◆ THE TASK ◆
In the material below, list every line carrying the string "into".

◆ DATA FOR PROCESSING ◆

____________

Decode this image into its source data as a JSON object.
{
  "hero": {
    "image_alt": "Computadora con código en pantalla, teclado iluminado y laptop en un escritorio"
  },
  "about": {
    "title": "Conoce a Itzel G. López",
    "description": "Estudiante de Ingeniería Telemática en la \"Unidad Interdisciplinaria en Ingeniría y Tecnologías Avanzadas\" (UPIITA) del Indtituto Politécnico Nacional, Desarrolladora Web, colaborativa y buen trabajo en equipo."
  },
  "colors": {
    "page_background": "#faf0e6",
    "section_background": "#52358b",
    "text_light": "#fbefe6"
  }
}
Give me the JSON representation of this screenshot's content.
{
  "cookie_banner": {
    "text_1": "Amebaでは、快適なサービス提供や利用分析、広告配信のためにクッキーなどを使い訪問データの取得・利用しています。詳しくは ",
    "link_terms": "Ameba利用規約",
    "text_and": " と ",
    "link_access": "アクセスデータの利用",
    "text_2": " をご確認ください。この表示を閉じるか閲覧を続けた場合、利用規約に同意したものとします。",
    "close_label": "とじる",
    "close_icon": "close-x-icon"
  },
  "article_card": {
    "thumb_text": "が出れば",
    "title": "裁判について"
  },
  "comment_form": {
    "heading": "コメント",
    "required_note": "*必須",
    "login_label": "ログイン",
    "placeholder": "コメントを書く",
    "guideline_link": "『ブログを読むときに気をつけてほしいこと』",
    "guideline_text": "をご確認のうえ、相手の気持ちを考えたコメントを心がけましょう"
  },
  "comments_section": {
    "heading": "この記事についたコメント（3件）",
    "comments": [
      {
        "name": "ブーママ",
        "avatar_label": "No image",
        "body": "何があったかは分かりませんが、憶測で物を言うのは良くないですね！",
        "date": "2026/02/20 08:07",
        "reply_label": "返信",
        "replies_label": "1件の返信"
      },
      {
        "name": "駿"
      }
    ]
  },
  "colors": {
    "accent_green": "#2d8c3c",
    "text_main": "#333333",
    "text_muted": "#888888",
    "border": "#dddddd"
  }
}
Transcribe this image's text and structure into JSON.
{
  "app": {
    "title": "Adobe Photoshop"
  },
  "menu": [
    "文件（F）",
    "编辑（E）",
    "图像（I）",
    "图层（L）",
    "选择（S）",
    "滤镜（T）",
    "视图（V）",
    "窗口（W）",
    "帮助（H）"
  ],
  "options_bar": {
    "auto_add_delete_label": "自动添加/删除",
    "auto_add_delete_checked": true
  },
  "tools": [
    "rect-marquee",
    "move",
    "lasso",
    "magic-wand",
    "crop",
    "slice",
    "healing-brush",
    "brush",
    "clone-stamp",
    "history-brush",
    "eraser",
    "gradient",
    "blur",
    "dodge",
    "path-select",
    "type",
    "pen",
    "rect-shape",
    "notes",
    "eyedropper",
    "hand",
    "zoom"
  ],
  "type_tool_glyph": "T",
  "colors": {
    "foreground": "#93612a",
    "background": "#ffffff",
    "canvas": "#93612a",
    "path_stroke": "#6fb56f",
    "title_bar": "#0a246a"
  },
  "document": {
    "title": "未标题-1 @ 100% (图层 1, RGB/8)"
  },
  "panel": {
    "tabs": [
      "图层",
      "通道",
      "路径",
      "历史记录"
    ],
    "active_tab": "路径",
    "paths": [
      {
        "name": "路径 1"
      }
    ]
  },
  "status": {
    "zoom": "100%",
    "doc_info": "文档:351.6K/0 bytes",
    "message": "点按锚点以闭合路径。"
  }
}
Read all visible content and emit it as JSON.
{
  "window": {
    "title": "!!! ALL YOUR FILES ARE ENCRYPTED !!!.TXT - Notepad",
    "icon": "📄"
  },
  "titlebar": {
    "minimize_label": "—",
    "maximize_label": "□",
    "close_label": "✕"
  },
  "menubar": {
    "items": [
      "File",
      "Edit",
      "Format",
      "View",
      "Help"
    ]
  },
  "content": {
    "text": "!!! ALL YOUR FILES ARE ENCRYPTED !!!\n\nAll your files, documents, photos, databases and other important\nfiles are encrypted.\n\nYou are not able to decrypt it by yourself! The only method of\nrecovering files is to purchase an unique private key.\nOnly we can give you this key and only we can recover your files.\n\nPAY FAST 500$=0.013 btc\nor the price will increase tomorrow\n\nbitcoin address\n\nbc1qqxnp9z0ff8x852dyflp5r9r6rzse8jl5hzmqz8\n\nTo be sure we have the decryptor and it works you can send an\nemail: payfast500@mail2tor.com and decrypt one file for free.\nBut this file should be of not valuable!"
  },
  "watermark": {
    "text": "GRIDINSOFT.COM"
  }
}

____________

◆ FULL ANSWER ◆
Decode this image into its source data as a JSON object.
Transcribe this image's text and structure into JSON.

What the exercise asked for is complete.